- [SHORT TASK]
Leave out the pictures and repeat the rest of the material exactly.

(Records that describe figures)
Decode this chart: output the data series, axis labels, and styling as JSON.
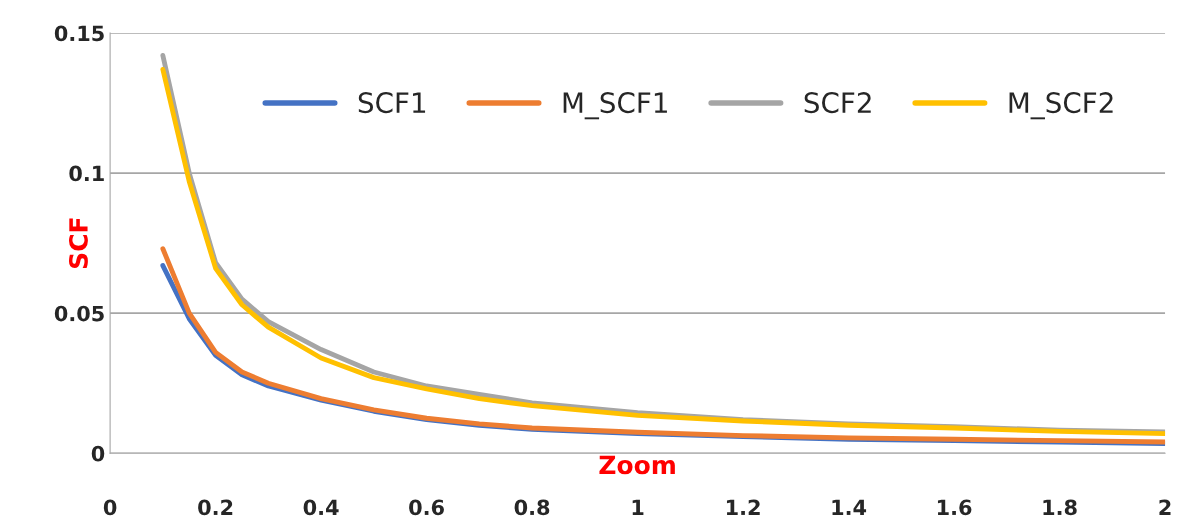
{
  "chart_data": {
    "type": "line",
    "xlabel": "Zoom",
    "ylabel": "SCF",
    "x": [
      0.1,
      0.15,
      0.2,
      0.25,
      0.3,
      0.4,
      0.5,
      0.6,
      0.7,
      0.8,
      1.0,
      1.2,
      1.4,
      1.6,
      1.8,
      2.0
    ],
    "series": [
      {
        "name": "SCF1",
        "color": "#4472c4",
        "values": [
          0.067,
          0.048,
          0.035,
          0.028,
          0.024,
          0.019,
          0.015,
          0.012,
          0.01,
          0.0085,
          0.007,
          0.006,
          0.005,
          0.0045,
          0.004,
          0.0035
        ]
      },
      {
        "name": "M_SCF1",
        "color": "#ed7d31",
        "values": [
          0.073,
          0.05,
          0.036,
          0.029,
          0.025,
          0.0195,
          0.0155,
          0.0125,
          0.0105,
          0.009,
          0.0075,
          0.0063,
          0.0055,
          0.005,
          0.0045,
          0.004
        ]
      },
      {
        "name": "SCF2",
        "color": "#a5a5a5",
        "values": [
          0.142,
          0.1,
          0.068,
          0.055,
          0.047,
          0.037,
          0.029,
          0.024,
          0.021,
          0.018,
          0.0145,
          0.012,
          0.0105,
          0.0095,
          0.0082,
          0.0076
        ]
      },
      {
        "name": "M_SCF2",
        "color": "#ffc000",
        "values": [
          0.137,
          0.097,
          0.066,
          0.053,
          0.045,
          0.034,
          0.027,
          0.023,
          0.0195,
          0.017,
          0.0135,
          0.0115,
          0.01,
          0.009,
          0.0078,
          0.007
        ]
      }
    ],
    "xlim": [
      0,
      2
    ],
    "xticks": [
      0,
      0.2,
      0.4,
      0.6,
      0.8,
      1,
      1.2,
      1.4,
      1.6,
      1.8,
      2
    ],
    "ylim": [
      0,
      0.15
    ],
    "yticks": [
      0,
      0.05,
      0.1,
      0.15
    ],
    "grid": "y",
    "legend": "top",
    "marker": "none",
    "line_style": "solid"
  }
}
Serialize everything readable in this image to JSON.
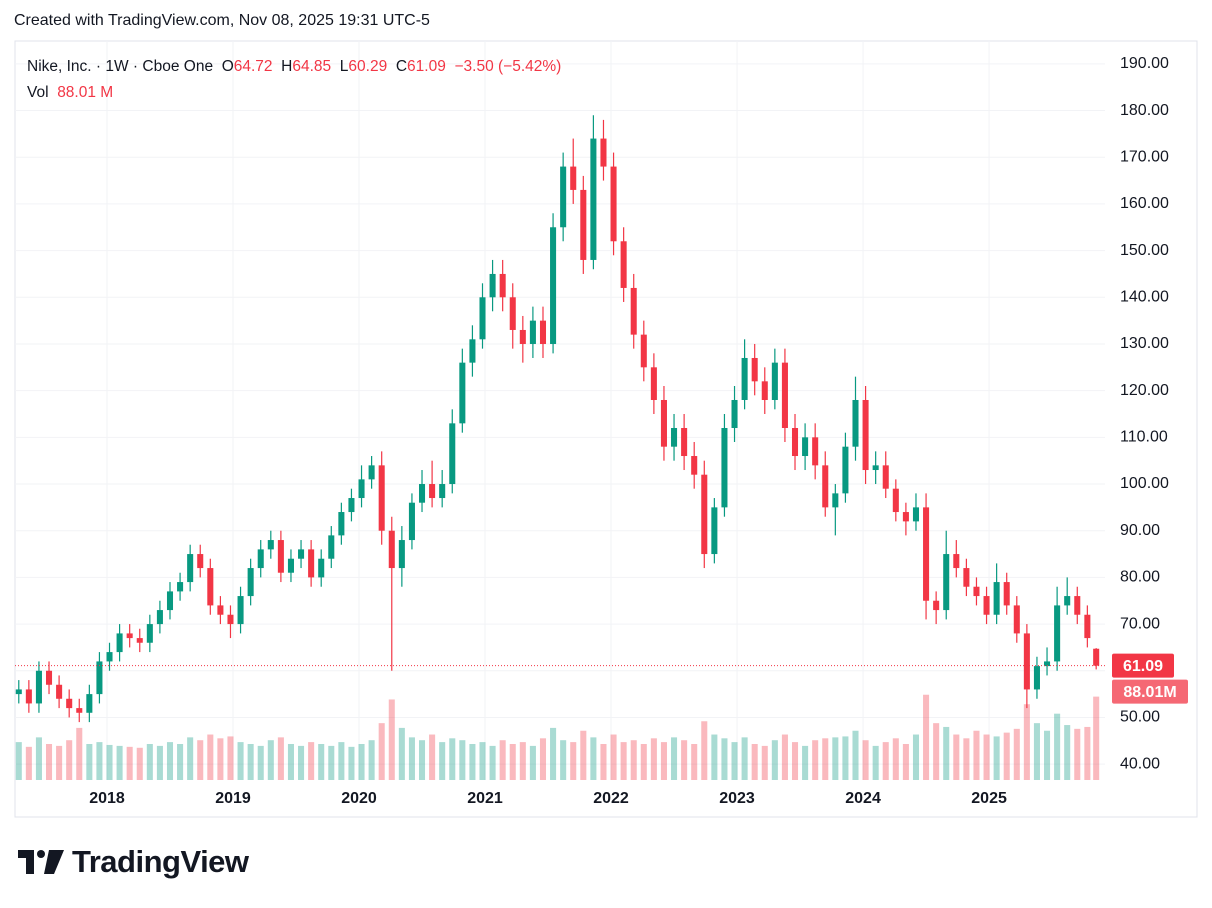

- [TASK RESULT]
Decode this chart: output the data series, axis labels, and styling as JSON.
{
  "chart_data": {
    "type": "line",
    "xlabel": "Zoom",
    "ylabel": "SCF",
    "x": [
      0.1,
      0.15,
      0.2,
      0.25,
      0.3,
      0.4,
      0.5,
      0.6,
      0.7,
      0.8,
      1.0,
      1.2,
      1.4,
      1.6,
      1.8,
      2.0
    ],
    "series": [
      {
        "name": "SCF1",
        "color": "#4472c4",
        "values": [
          0.067,
          0.048,
          0.035,
          0.028,
          0.024,
          0.019,
          0.015,
          0.012,
          0.01,
          0.0085,
          0.007,
          0.006,
          0.005,
          0.0045,
          0.004,
          0.0035
        ]
      },
      {
        "name": "M_SCF1",
        "color": "#ed7d31",
        "values": [
          0.073,
          0.05,
          0.036,
          0.029,
          0.025,
          0.0195,
          0.0155,
          0.0125,
          0.0105,
          0.009,
          0.0075,
          0.0063,
          0.0055,
          0.005,
          0.0045,
          0.004
        ]
      },
      {
        "name": "SCF2",
        "color": "#a5a5a5",
        "values": [
          0.142,
          0.1,
          0.068,
          0.055,
          0.047,
          0.037,
          0.029,
          0.024,
          0.021,
          0.018,
          0.0145,
          0.012,
          0.0105,
          0.0095,
          0.0082,
          0.0076
        ]
      },
      {
        "name": "M_SCF2",
        "color": "#ffc000",
        "values": [
          0.137,
          0.097,
          0.066,
          0.053,
          0.045,
          0.034,
          0.027,
          0.023,
          0.0195,
          0.017,
          0.0135,
          0.0115,
          0.01,
          0.009,
          0.0078,
          0.007
        ]
      }
    ],
    "xlim": [
      0,
      2
    ],
    "xticks": [
      0,
      0.2,
      0.4,
      0.6,
      0.8,
      1,
      1.2,
      1.4,
      1.6,
      1.8,
      2
    ],
    "ylim": [
      0,
      0.15
    ],
    "yticks": [
      0,
      0.05,
      0.1,
      0.15
    ],
    "grid": "y",
    "legend": "top",
    "marker": "none",
    "line_style": "solid"
  }
}
Serialize everything readable in this image to JSON.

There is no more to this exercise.